WHAT TO DO. Check each line of the records below and collect those holding "content".

DATASET ENTRIES.
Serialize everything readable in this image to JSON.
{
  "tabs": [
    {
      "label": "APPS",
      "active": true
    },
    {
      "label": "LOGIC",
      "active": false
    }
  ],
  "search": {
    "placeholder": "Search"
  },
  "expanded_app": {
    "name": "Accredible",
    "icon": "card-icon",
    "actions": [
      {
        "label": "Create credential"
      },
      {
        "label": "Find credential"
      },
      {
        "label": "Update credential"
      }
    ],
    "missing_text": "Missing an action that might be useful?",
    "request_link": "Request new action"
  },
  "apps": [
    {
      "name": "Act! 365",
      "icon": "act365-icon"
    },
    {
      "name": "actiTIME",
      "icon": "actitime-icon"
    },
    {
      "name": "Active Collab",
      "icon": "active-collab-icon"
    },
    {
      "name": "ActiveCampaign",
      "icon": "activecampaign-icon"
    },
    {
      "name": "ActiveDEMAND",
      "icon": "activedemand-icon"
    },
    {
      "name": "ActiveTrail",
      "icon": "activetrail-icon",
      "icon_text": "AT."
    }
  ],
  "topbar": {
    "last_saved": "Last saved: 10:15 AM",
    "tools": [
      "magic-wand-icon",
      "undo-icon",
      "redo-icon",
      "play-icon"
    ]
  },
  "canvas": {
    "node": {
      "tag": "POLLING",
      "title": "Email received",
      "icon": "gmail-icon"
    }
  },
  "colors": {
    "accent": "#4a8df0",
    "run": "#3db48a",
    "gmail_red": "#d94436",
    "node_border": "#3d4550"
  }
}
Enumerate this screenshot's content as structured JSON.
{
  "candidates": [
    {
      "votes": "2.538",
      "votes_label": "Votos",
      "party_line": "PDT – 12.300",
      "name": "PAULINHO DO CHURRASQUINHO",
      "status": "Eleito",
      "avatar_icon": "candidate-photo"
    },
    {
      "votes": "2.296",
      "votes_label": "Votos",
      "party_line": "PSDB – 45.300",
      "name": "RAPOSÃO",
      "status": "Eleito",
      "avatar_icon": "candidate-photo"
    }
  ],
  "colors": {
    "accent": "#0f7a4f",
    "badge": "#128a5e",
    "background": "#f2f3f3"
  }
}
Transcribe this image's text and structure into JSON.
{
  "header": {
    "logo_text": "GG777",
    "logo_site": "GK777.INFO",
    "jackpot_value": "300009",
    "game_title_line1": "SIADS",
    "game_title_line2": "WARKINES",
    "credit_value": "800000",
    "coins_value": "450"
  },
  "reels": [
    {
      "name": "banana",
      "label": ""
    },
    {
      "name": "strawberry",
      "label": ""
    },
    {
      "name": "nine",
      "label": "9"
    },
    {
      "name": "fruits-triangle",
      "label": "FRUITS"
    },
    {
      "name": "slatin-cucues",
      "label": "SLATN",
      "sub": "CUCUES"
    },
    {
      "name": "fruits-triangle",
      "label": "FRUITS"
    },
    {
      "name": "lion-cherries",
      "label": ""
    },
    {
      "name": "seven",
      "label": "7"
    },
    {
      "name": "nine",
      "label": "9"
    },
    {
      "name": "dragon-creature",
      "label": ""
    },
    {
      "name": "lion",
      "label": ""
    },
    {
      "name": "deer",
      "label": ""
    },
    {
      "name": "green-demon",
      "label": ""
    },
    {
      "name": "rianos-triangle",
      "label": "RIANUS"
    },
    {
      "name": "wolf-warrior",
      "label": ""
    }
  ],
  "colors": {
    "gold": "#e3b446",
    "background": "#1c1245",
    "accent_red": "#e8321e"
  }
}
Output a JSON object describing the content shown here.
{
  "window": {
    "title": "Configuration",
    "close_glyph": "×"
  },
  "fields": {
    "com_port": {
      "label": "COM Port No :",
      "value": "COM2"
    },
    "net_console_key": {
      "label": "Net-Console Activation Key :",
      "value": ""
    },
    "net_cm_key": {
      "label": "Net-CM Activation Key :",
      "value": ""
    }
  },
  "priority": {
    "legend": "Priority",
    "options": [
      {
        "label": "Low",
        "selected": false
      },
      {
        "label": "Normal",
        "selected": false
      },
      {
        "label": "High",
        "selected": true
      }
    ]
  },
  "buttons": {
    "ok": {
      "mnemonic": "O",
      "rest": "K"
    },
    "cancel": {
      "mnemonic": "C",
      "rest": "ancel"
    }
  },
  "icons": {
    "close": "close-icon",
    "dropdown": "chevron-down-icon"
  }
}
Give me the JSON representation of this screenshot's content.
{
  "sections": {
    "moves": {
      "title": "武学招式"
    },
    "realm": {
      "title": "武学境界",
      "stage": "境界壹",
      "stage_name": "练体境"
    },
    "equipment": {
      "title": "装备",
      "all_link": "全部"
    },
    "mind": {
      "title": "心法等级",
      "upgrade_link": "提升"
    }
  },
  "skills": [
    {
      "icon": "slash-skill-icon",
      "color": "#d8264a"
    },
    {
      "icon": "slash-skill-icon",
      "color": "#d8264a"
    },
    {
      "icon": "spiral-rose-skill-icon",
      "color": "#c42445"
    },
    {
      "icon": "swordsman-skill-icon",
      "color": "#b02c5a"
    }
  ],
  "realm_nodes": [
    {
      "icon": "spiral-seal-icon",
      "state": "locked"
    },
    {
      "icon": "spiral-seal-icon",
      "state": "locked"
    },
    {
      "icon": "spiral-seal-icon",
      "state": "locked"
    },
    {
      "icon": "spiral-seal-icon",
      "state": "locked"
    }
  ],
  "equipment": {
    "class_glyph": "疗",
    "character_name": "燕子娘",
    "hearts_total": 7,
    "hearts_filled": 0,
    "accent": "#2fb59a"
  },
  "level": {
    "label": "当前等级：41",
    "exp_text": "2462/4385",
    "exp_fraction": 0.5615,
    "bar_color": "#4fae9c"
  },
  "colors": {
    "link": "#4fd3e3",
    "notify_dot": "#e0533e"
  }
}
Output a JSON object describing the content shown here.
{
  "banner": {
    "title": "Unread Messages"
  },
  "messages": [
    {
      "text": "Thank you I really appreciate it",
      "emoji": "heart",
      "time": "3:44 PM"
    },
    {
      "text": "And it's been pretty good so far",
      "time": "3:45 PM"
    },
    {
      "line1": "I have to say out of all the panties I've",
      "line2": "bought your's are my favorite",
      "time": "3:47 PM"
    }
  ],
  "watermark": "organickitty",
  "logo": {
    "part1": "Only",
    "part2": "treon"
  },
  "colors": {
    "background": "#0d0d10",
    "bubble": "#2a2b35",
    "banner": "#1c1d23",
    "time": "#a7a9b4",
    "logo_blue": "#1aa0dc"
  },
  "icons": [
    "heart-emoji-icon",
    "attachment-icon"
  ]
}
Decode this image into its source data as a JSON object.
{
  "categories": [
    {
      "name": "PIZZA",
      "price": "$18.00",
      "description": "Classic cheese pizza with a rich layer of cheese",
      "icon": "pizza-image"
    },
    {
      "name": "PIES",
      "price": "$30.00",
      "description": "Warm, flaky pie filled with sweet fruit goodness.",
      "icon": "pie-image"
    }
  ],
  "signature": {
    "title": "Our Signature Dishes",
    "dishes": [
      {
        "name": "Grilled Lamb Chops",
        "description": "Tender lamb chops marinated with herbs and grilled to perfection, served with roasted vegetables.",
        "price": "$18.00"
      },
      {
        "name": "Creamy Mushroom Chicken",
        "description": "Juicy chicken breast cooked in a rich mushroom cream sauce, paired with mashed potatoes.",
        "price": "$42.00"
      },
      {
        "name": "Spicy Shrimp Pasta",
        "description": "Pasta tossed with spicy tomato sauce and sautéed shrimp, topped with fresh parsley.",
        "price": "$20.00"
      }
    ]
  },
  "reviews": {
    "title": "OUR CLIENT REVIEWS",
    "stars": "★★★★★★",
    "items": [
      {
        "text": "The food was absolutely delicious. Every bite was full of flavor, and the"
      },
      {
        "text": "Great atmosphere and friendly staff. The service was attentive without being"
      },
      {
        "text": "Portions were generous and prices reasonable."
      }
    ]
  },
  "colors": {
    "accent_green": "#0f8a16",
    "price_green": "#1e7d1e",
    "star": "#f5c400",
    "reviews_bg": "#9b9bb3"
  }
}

SOLUTION BELOW.
Enumerate this screenshot's content as structured JSON.
Output a JSON object describing the content shown here.
Give me the JSON representation of this screenshot's content.
Output a JSON object describing the content shown here.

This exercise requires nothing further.